━━━━━ AVAILABLE RECORDS

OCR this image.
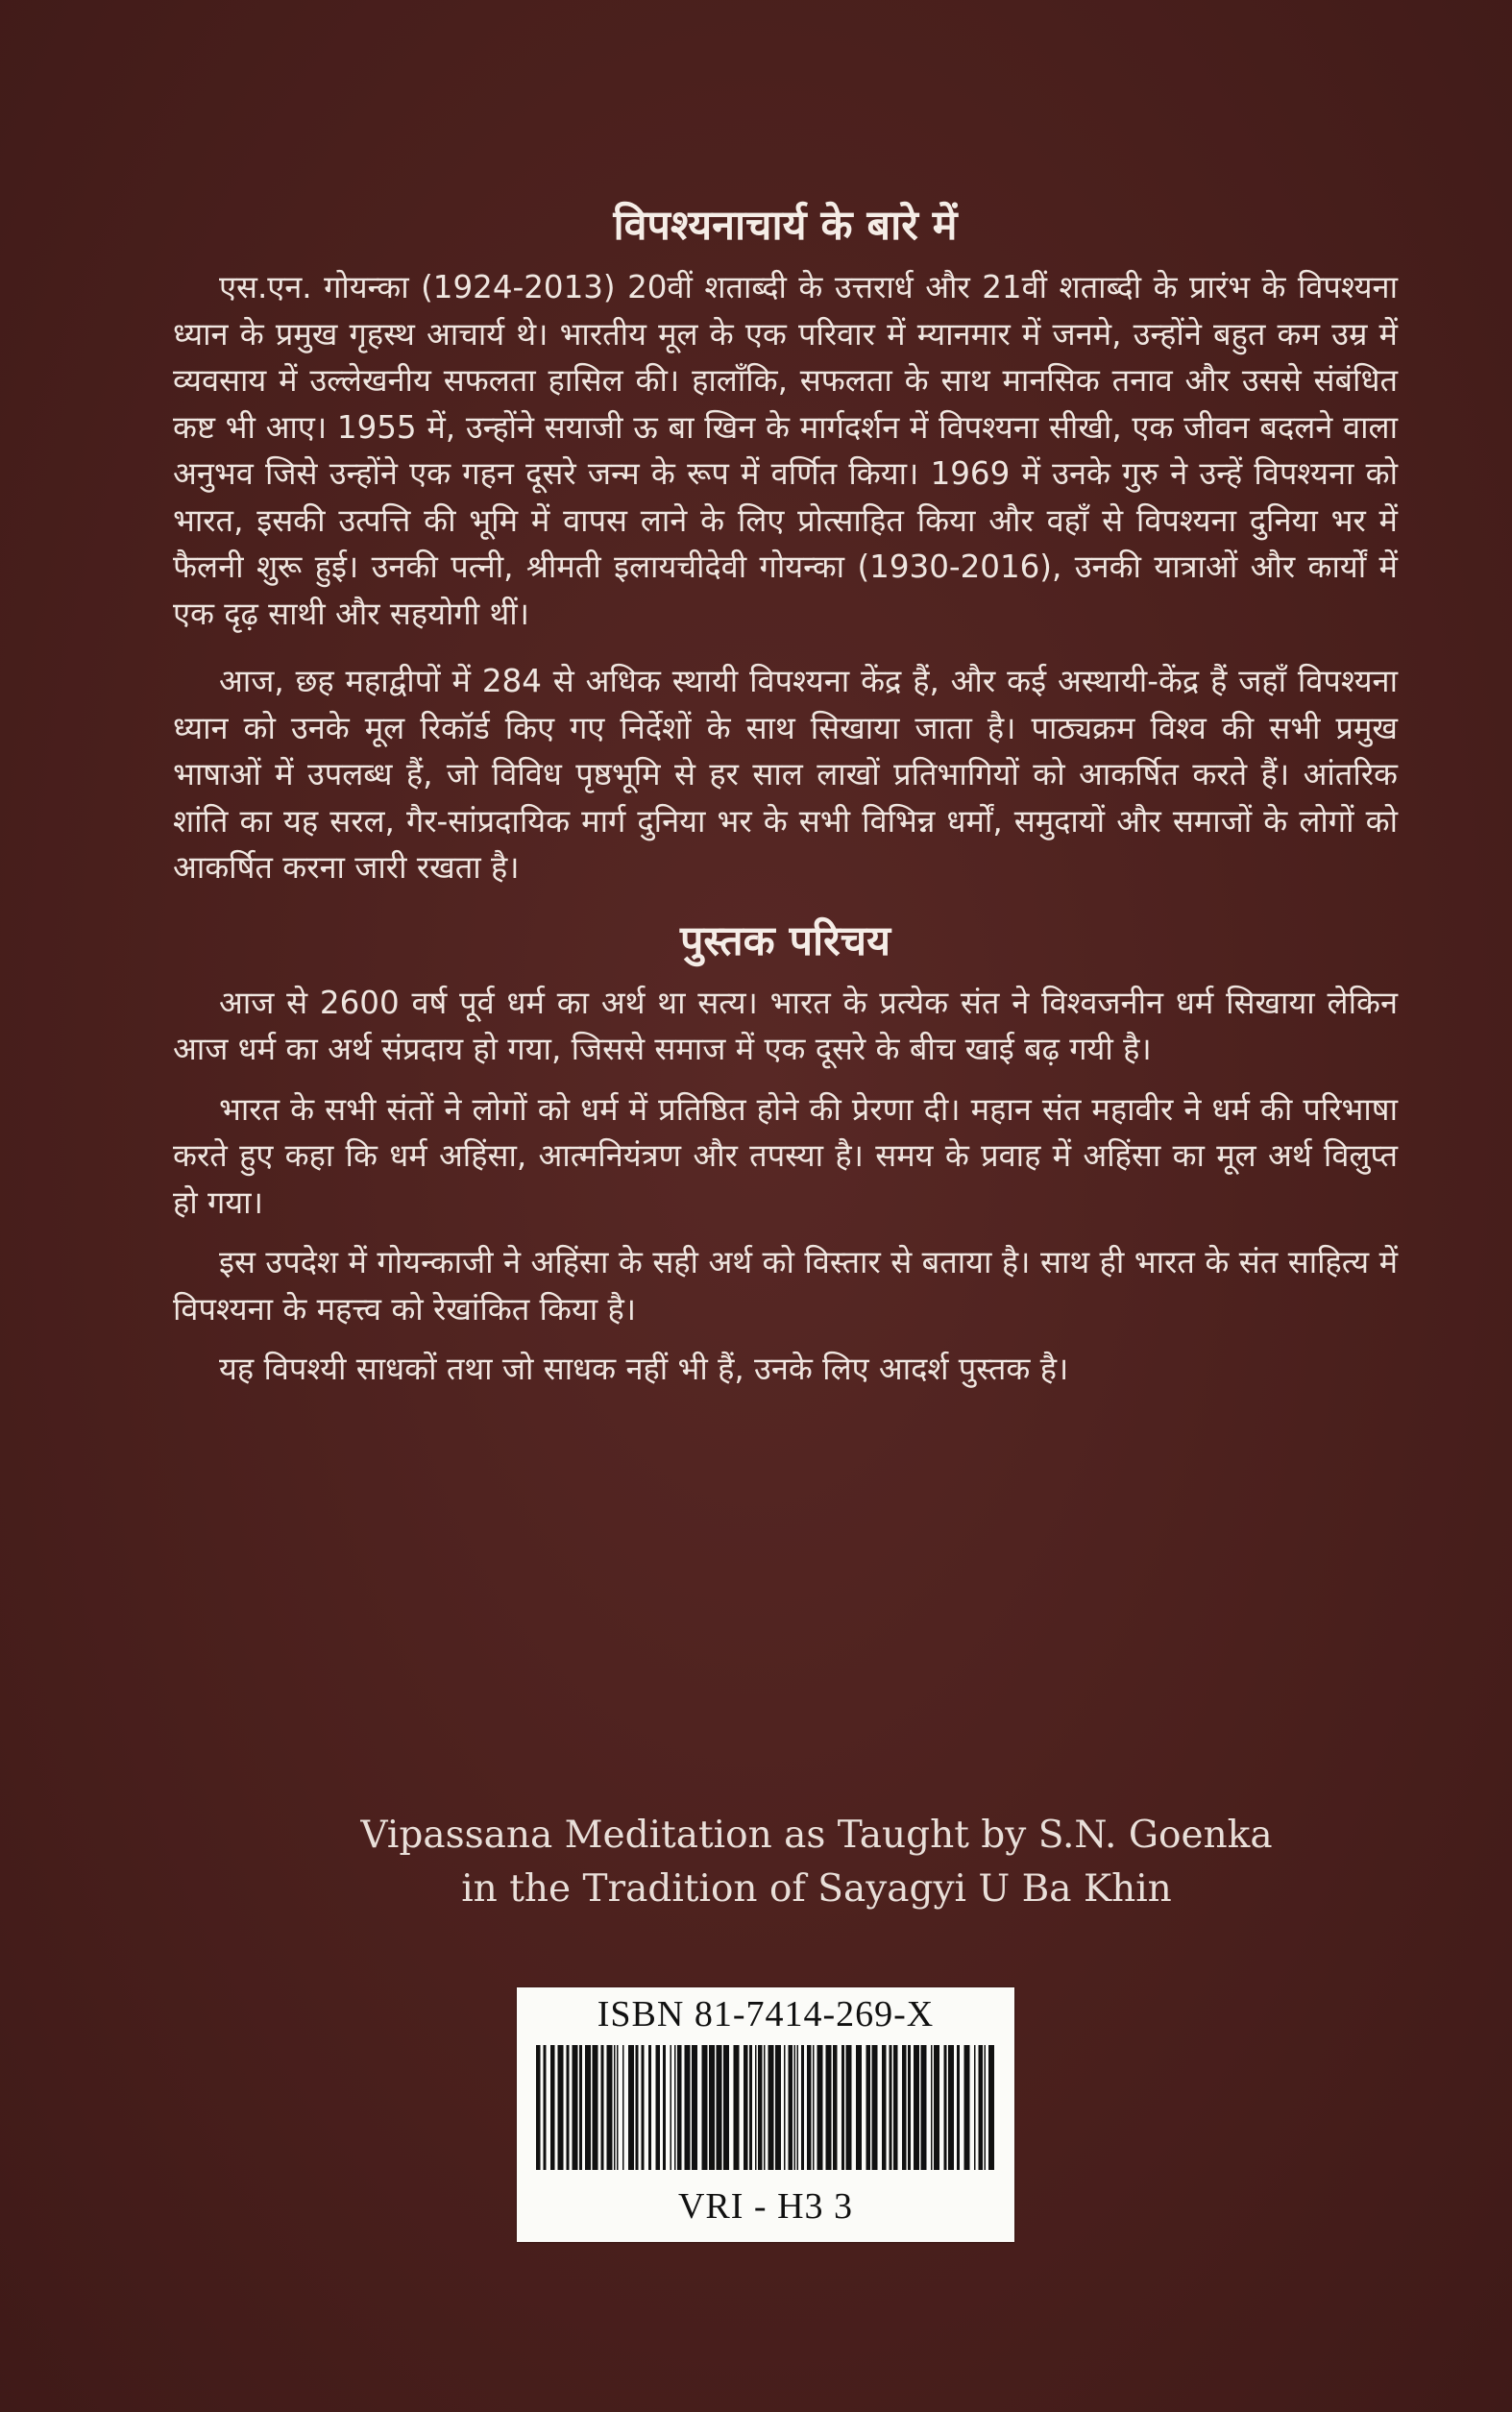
विपश्यनाचार्य के बारे में

एस.एन. गोयन्का (1924-2013) 20वीं शताब्दी के उत्तरार्ध और 21वीं शताब्दी के प्रारंभ के विपश्यना ध्यान के प्रमुख गृहस्थ आचार्य थे। भारतीय मूल के एक परिवार में म्यानमार में जनमे, उन्होंने बहुत कम उम्र में व्यवसाय में उल्लेखनीय सफलता हासिल की। हालाँकि, सफलता के साथ मानसिक तनाव और उससे संबंधित कष्ट भी आए। 1955 में, उन्होंने सयाजी ऊ बा खिन के मार्गदर्शन में विपश्यना सीखी, एक जीवन बदलने वाला अनुभव जिसे उन्होंने एक गहन दूसरे जन्म के रूप में वर्णित किया। 1969 में उनके गुरु ने उन्हें विपश्यना को भारत, इसकी उत्पत्ति की भूमि में वापस लाने के लिए प्रोत्साहित किया और वहाँ से विपश्यना दुनिया भर में फैलनी शुरू हुई। उनकी पत्नी, श्रीमती इलायचीदेवी गोयन्का (1930-2016), उनकी यात्राओं और कार्यों में एक दृढ़ साथी और सहयोगी थीं।

आज, छह महाद्वीपों में 284 से अधिक स्थायी विपश्यना केंद्र हैं, और कई अस्थायी-केंद्र हैं जहाँ विपश्यना ध्यान को उनके मूल रिकॉर्ड किए गए निर्देशों के साथ सिखाया जाता है। पाठ्यक्रम विश्व की सभी प्रमुख भाषाओं में उपलब्ध हैं, जो विविध पृष्ठभूमि से हर साल लाखों प्रतिभागियों को आकर्षित करते हैं। आंतरिक शांति का यह सरल, गैर-सांप्रदायिक मार्ग दुनिया भर के सभी विभिन्न धर्मों, समुदायों और समाजों के लोगों को आकर्षित करना जारी रखता है।

पुस्तक परिचय

आज से 2600 वर्ष पूर्व धर्म का अर्थ था सत्य। भारत के प्रत्येक संत ने विश्वजनीन धर्म सिखाया लेकिन आज धर्म का अर्थ संप्रदाय हो गया, जिससे समाज में एक दूसरे के बीच खाई बढ़ गयी है।

भारत के सभी संतों ने लोगों को धर्म में प्रतिष्ठित होने की प्रेरणा दी। महान संत महावीर ने धर्म की परिभाषा करते हुए कहा कि धर्म अहिंसा, आत्मनियंत्रण और तपस्या है। समय के प्रवाह में अहिंसा का मूल अर्थ विलुप्त हो गया।

इस उपदेश में गोयन्काजी ने अहिंसा के सही अर्थ को विस्तार से बताया है। साथ ही भारत के संत साहित्य में विपश्यना के महत्त्व को रेखांकित किया है।

यह विपश्यी साधकों तथा जो साधक नहीं भी हैं, उनके लिए आदर्श पुस्तक है।

Vipassana Meditation as Taught by S.N. Goenka
in the Tradition of Sayagyi U Ba Khin
ISBN 81-7414-269-X
VRI - H3 3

━━━━━━━━━━

§ REQUIRED WORK
Write out the records above exactly as they appear, leaving out any pictures.

§ SOLVED PROBLEM
OCR this image.
विपश्यनाचार्य के बारे में

एस.एन. गोयन्का (1924-2013) 20वीं शताब्दी के उत्तरार्ध और 21वीं शताब्दी के प्रारंभ के विपश्यना ध्यान के प्रमुख गृहस्थ आचार्य थे। भारतीय मूल के एक परिवार में म्यानमार में जनमे, उन्होंने बहुत कम उम्र में व्यवसाय में उल्लेखनीय सफलता हासिल की। हालाँकि, सफलता के साथ मानसिक तनाव और उससे संबंधित कष्ट भी आए। 1955 में, उन्होंने सयाजी ऊ बा खिन के मार्गदर्शन में विपश्यना सीखी, एक जीवन बदलने वाला अनुभव जिसे उन्होंने एक गहन दूसरे जन्म के रूप में वर्णित किया। 1969 में उनके गुरु ने उन्हें विपश्यना को भारत, इसकी उत्पत्ति की भूमि में वापस लाने के लिए प्रोत्साहित किया और वहाँ से विपश्यना दुनिया भर में फैलनी शुरू हुई। उनकी पत्नी, श्रीमती इलायचीदेवी गोयन्का (1930-2016), उनकी यात्राओं और कार्यों में एक दृढ़ साथी और सहयोगी थीं।

आज, छह महाद्वीपों में 284 से अधिक स्थायी विपश्यना केंद्र हैं, और कई अस्थायी-केंद्र हैं जहाँ विपश्यना ध्यान को उनके मूल रिकॉर्ड किए गए निर्देशों के साथ सिखाया जाता है। पाठ्यक्रम विश्व की सभी प्रमुख भाषाओं में उपलब्ध हैं, जो विविध पृष्ठभूमि से हर साल लाखों प्रतिभागियों को आकर्षित करते हैं। आंतरिक शांति का यह सरल, गैर-सांप्रदायिक मार्ग दुनिया भर के सभी विभिन्न धर्मों, समुदायों और समाजों के लोगों को आकर्षित करना जारी रखता है।

पुस्तक परिचय

आज से 2600 वर्ष पूर्व धर्म का अर्थ था सत्य। भारत के प्रत्येक संत ने विश्वजनीन धर्म सिखाया लेकिन आज धर्म का अर्थ संप्रदाय हो गया, जिससे समाज में एक दूसरे के बीच खाई बढ़ गयी है।

भारत के सभी संतों ने लोगों को धर्म में प्रतिष्ठित होने की प्रेरणा दी। महान संत महावीर ने धर्म की परिभाषा करते हुए कहा कि धर्म अहिंसा, आत्मनियंत्रण और तपस्या है। समय के प्रवाह में अहिंसा का मूल अर्थ विलुप्त हो गया।

इस उपदेश में गोयन्काजी ने अहिंसा के सही अर्थ को विस्तार से बताया है। साथ ही भारत के संत साहित्य में विपश्यना के महत्त्व को रेखांकित किया है।

यह विपश्यी साधकों तथा जो साधक नहीं भी हैं, उनके लिए आदर्श पुस्तक है।

Vipassana Meditation as Taught by S.N. Goenka
in the Tradition of Sayagyi U Ba Khin
ISBN 81-7414-269-X
VRI - H3 3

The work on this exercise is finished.